=== GOAL OF THE EXERCISE ===
Extract each line where the string "Martes" shows up.

=== DATA FOR THE TASK ===
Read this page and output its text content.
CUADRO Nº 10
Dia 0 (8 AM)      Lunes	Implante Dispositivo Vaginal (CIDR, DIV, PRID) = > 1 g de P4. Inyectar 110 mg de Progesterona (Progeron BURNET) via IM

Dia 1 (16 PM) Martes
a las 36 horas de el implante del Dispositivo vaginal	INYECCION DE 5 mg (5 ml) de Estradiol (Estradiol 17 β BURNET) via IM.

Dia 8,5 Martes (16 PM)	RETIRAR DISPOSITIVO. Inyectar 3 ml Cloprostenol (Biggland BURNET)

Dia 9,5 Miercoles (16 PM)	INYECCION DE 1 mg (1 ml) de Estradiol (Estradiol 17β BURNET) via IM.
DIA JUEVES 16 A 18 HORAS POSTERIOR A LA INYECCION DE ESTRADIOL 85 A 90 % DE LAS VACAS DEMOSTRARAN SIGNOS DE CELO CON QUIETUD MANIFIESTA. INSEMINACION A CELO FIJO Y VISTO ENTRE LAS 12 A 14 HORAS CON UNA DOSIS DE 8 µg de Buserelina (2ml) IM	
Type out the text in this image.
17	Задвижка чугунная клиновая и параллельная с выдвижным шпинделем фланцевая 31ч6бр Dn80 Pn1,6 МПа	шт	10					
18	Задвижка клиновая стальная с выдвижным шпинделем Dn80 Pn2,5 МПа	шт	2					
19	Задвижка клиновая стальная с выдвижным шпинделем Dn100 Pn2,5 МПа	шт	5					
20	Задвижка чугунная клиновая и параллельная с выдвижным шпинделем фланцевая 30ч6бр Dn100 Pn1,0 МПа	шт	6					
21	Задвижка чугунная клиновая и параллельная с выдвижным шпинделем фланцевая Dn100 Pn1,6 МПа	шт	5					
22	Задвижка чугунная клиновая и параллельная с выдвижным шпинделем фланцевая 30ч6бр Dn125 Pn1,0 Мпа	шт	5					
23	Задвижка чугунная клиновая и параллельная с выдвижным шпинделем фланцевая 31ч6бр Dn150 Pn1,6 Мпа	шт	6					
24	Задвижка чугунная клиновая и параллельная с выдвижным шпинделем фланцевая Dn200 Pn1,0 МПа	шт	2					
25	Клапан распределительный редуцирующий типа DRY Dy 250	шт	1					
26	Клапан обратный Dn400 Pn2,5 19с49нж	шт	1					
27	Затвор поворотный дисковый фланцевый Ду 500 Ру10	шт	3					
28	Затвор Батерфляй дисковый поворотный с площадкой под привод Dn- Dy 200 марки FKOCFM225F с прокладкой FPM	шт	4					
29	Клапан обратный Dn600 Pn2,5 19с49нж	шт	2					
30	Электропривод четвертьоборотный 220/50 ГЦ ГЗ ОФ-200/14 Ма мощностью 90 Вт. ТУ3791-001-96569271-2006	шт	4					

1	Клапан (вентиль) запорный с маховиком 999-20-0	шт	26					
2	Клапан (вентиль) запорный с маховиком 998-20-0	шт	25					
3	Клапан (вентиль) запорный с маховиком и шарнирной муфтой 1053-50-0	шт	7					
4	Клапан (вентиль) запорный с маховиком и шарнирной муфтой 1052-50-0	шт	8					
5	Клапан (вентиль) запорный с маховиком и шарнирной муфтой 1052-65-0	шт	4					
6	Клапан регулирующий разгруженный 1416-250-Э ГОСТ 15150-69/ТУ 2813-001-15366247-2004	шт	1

=== EXPECTED ANSWER ===
Dia 1 (16 PM) Martes
Dia 8,5 Martes (16 PM)	RETIRAR DISPOSITIVO. Inyectar 3 ml Cloprostenol (Biggland BURNET)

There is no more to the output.